> **Data items**
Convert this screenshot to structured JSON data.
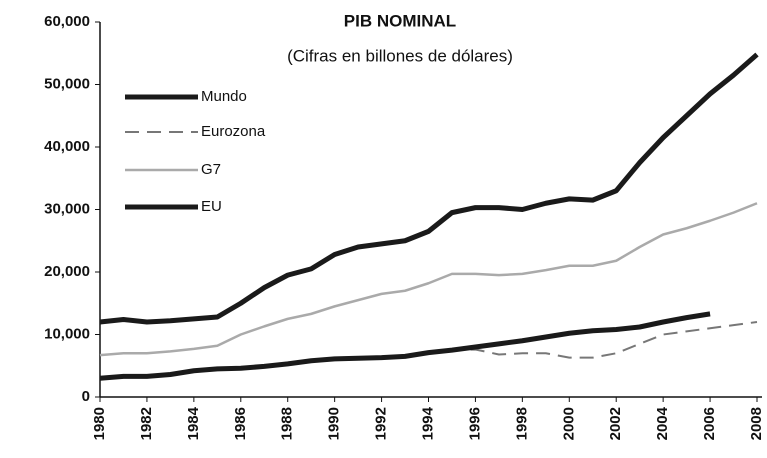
{
  "chart_data": {
    "type": "line",
    "title": "PIB NOMINAL",
    "subtitle": "(Cifras en billones de dólares)",
    "x": [
      1980,
      1981,
      1982,
      1983,
      1984,
      1985,
      1986,
      1987,
      1988,
      1989,
      1990,
      1991,
      1992,
      1993,
      1994,
      1995,
      1996,
      1997,
      1998,
      1999,
      2000,
      2001,
      2002,
      2003,
      2004,
      2005,
      2006,
      2007,
      2008
    ],
    "xlim": [
      1980,
      2008
    ],
    "xticks": [
      1980,
      1982,
      1984,
      1986,
      1988,
      1990,
      1992,
      1994,
      1996,
      1998,
      2000,
      2002,
      2004,
      2006,
      2008
    ],
    "ylim": [
      0,
      60000
    ],
    "yticks": [
      0,
      {
        "value": 10000,
        "label": "10,000"
      },
      {
        "value": 20000,
        "label": "20,000"
      },
      {
        "value": 30000,
        "label": "30,000"
      },
      {
        "value": 40000,
        "label": "40,000"
      },
      {
        "value": 50000,
        "label": "50,000"
      },
      {
        "value": 60000,
        "label": "60,000"
      }
    ],
    "legend": "upper-left",
    "series": [
      {
        "name": "Mundo",
        "color": "#1a1a1a",
        "style": "solid",
        "width": 5,
        "values": [
          12000,
          12400,
          12000,
          12200,
          12500,
          12800,
          15000,
          17500,
          19500,
          20500,
          22800,
          24000,
          24500,
          25000,
          26500,
          29500,
          30300,
          30300,
          30000,
          31000,
          31700,
          31500,
          33000,
          37500,
          41500,
          45000,
          48500,
          51500,
          54800
        ]
      },
      {
        "name": "Eurozona",
        "color": "#777777",
        "style": "dashed",
        "width": 2,
        "values": [
          null,
          null,
          null,
          null,
          null,
          null,
          null,
          null,
          null,
          null,
          null,
          null,
          null,
          6500,
          7000,
          7500,
          7600,
          6800,
          7000,
          7000,
          6300,
          6300,
          7000,
          8500,
          10000,
          10500,
          11000,
          11500,
          12000
        ]
      },
      {
        "name": "G7",
        "color": "#aaaaaa",
        "style": "solid",
        "width": 2.5,
        "values": [
          6700,
          7000,
          7000,
          7300,
          7700,
          8200,
          10000,
          11300,
          12500,
          13300,
          14500,
          15500,
          16500,
          17000,
          18200,
          19700,
          19700,
          19500,
          19700,
          20300,
          21000,
          21000,
          21800,
          24000,
          26000,
          27000,
          28200,
          29500,
          31000
        ]
      },
      {
        "name": "EU",
        "color": "#1a1a1a",
        "style": "solid",
        "width": 5,
        "values": [
          3000,
          3300,
          3300,
          3600,
          4200,
          4500,
          4600,
          4900,
          5300,
          5800,
          6100,
          6200,
          6300,
          6500,
          7100,
          7500,
          8000,
          8500,
          9000,
          9600,
          10200,
          10600,
          10800,
          11200,
          12000,
          12700,
          13300,
          null,
          null
        ]
      }
    ]
  }
}
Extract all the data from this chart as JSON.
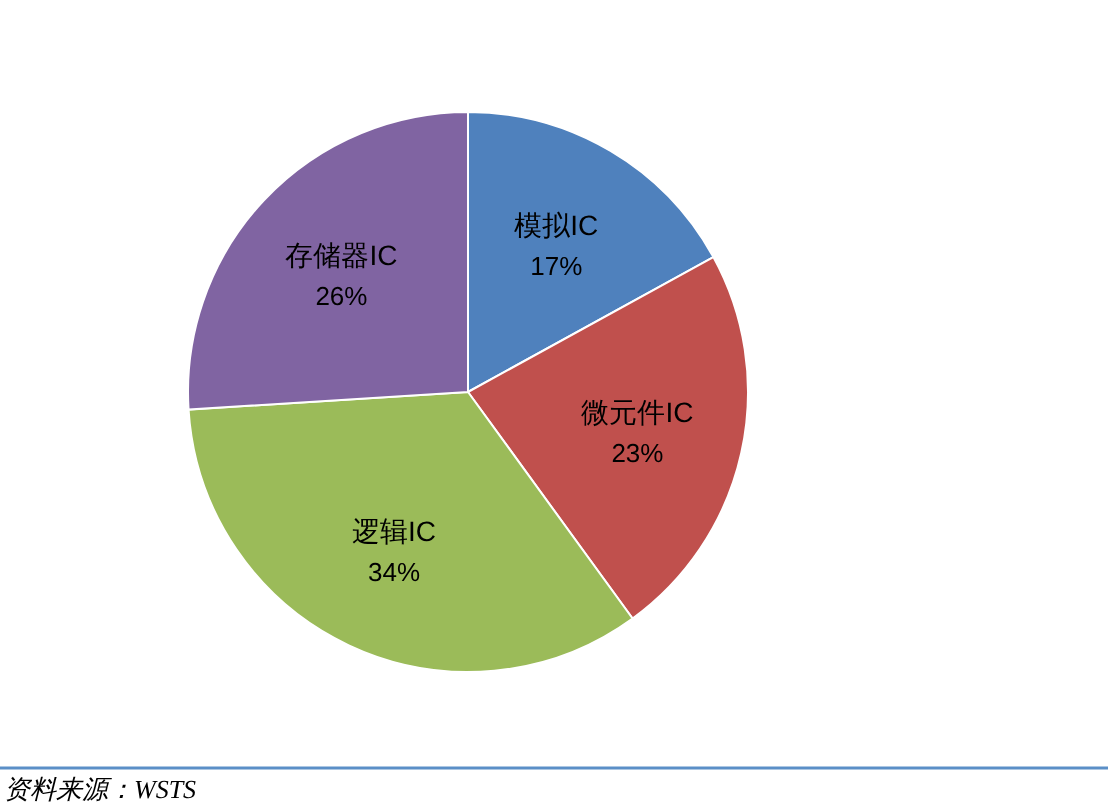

> **REQUIRED WORK**
Pull every line containing "JSON" out of the data above.

> **TASK OUTPUT**
Convert this screenshot to structured JSON data.
Extract all the data from this chart as JSON.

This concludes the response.